→ Exercise directions
Return the whole listing exactly as it stands.

═══ Data records

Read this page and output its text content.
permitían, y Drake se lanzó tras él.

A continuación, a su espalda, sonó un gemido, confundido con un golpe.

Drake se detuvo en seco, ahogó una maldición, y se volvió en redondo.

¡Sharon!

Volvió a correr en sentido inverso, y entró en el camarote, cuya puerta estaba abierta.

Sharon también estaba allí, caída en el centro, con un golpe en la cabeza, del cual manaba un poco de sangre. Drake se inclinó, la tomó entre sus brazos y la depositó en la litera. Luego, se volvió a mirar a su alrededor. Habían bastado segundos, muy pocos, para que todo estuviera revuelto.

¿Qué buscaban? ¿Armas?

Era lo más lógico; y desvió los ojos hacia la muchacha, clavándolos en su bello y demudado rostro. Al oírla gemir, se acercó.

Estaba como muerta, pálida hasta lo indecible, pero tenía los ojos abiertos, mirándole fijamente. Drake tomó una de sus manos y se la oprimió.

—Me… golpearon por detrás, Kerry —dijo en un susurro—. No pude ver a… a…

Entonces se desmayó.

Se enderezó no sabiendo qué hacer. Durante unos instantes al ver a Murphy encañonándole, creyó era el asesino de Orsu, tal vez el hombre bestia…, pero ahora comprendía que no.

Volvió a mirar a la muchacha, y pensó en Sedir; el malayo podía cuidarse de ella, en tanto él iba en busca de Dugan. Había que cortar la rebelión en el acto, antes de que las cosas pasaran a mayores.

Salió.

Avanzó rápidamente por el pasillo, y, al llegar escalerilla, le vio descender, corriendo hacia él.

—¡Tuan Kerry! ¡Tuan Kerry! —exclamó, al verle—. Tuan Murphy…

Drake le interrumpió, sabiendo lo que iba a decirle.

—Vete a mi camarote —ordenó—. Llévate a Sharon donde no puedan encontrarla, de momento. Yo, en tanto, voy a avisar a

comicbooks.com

══════

→ Task response
Read this page and output its text content.
permitían, y Drake se lanzó tras él.

A continuación, a su espalda, sonó un gemido, confundido con un golpe.

Drake se detuvo en seco, ahogó una maldición, y se volvió en redondo.

¡Sharon!

Volvió a correr en sentido inverso, y entró en el camarote, cuya puerta estaba abierta.

Sharon también estaba allí, caída en el centro, con un golpe en la cabeza, del cual manaba un poco de sangre. Drake se inclinó, la tomó entre sus brazos y la depositó en la litera. Luego, se volvió a mirar a su alrededor. Habían bastado segundos, muy pocos, para que todo estuviera revuelto.

¿Qué buscaban? ¿Armas?

Era lo más lógico; y desvió los ojos hacia la muchacha, clavándolos en su bello y demudado rostro. Al oírla gemir, se acercó.

Estaba como muerta, pálida hasta lo indecible, pero tenía los ojos abiertos, mirándole fijamente. Drake tomó una de sus manos y se la oprimió.

—Me… golpearon por detrás, Kerry —dijo en un susurro—. No pude ver a… a…

Entonces se desmayó.

Se enderezó no sabiendo qué hacer. Durante unos instantes al ver a Murphy encañonándole, creyó era el asesino de Orsu, tal vez el hombre bestia…, pero ahora comprendía que no.

Volvió a mirar a la muchacha, y pensó en Sedir; el malayo podía cuidarse de ella, en tanto él iba en busca de Dugan. Había que cortar la rebelión en el acto, antes de que las cosas pasaran a mayores.

Salió.

Avanzó rápidamente por el pasillo, y, al llegar escalerilla, le vio descender, corriendo hacia él.

—¡Tuan Kerry! ¡Tuan Kerry! —exclamó, al verle—. Tuan Murphy…

Drake le interrumpió, sabiendo lo que iba a decirle.

—Vete a mi camarote —ordenó—. Llévate a Sharon donde no puedan encontrarla, de momento. Yo, en tanto, voy a avisar a

comicbooks.com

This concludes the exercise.